## Start MATERIALS PROVIDED
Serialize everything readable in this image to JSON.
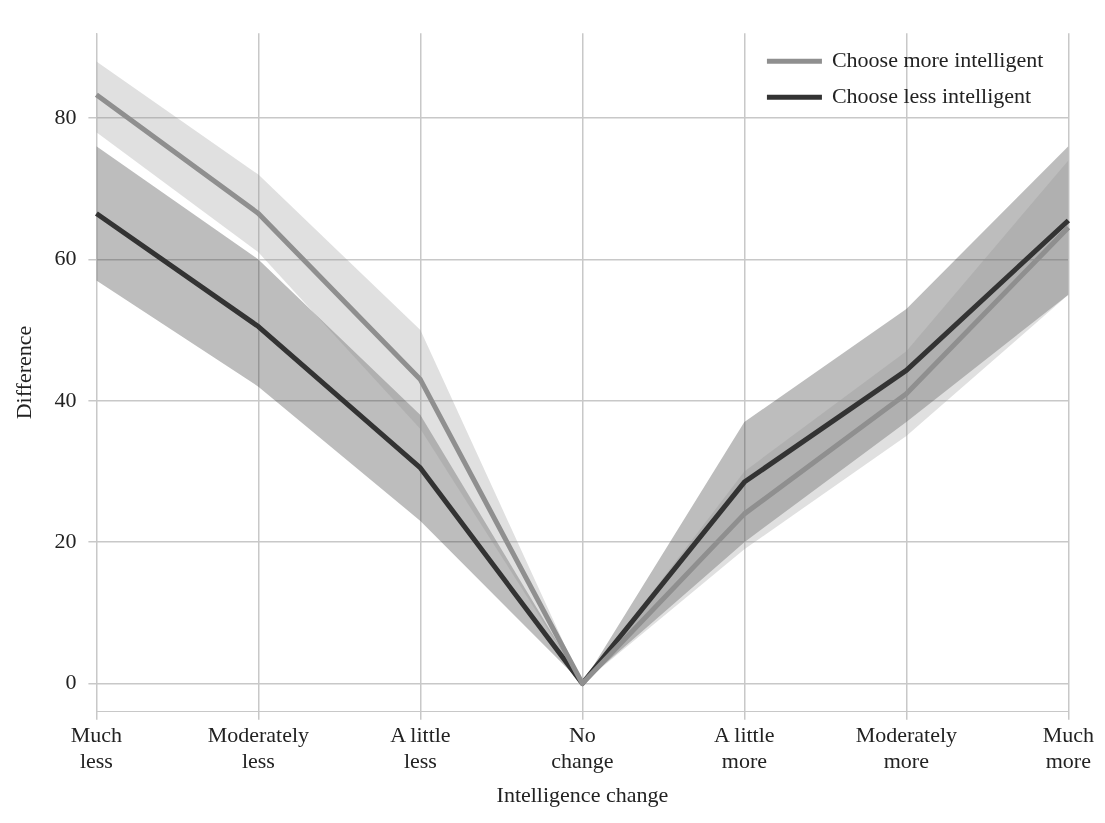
{
  "chart_data": {
    "type": "line",
    "xlabel": "Intelligence change",
    "ylabel": "Difference",
    "categories": [
      "Much\nless",
      "Moderately\nless",
      "A little\nless",
      "No\nchange",
      "A little\nmore",
      "Moderately\nmore",
      "Much\nmore"
    ],
    "series": [
      {
        "name": "Choose more intelligent",
        "color": "#8f8f8f",
        "values": [
          83.3,
          66.5,
          43,
          0,
          24,
          41,
          64.5
        ],
        "lower": [
          78,
          61,
          36,
          0,
          19,
          35,
          55
        ],
        "upper": [
          88,
          72,
          50,
          0,
          30,
          47,
          74
        ]
      },
      {
        "name": "Choose less intelligent",
        "color": "#333333",
        "values": [
          66.5,
          50.5,
          30.5,
          0,
          28.5,
          44.3,
          65.5
        ],
        "lower": [
          57,
          42,
          23,
          0,
          20,
          37,
          55
        ],
        "upper": [
          76,
          60,
          38,
          0,
          37,
          53,
          76
        ]
      }
    ],
    "ylim": [
      -4,
      92
    ],
    "yticks": [
      0,
      20,
      40,
      60,
      80
    ],
    "grid": true,
    "legend": "top right",
    "marker": "none",
    "line_style": "solid"
  }
}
## End MATERIALS PROVIDED
TASK PROMPT:
Every line of text is to be repeated exactly; pictures are left out.

SOLVED PROBLEM:
Serialize everything readable in this image to JSON.
{
  "chart_data": {
    "type": "line",
    "xlabel": "Intelligence change",
    "ylabel": "Difference",
    "categories": [
      "Much\nless",
      "Moderately\nless",
      "A little\nless",
      "No\nchange",
      "A little\nmore",
      "Moderately\nmore",
      "Much\nmore"
    ],
    "series": [
      {
        "name": "Choose more intelligent",
        "color": "#8f8f8f",
        "values": [
          83.3,
          66.5,
          43,
          0,
          24,
          41,
          64.5
        ],
        "lower": [
          78,
          61,
          36,
          0,
          19,
          35,
          55
        ],
        "upper": [
          88,
          72,
          50,
          0,
          30,
          47,
          74
        ]
      },
      {
        "name": "Choose less intelligent",
        "color": "#333333",
        "values": [
          66.5,
          50.5,
          30.5,
          0,
          28.5,
          44.3,
          65.5
        ],
        "lower": [
          57,
          42,
          23,
          0,
          20,
          37,
          55
        ],
        "upper": [
          76,
          60,
          38,
          0,
          37,
          53,
          76
        ]
      }
    ],
    "ylim": [
      -4,
      92
    ],
    "yticks": [
      0,
      20,
      40,
      60,
      80
    ],
    "grid": true,
    "legend": "top right",
    "marker": "none",
    "line_style": "solid"
  }
}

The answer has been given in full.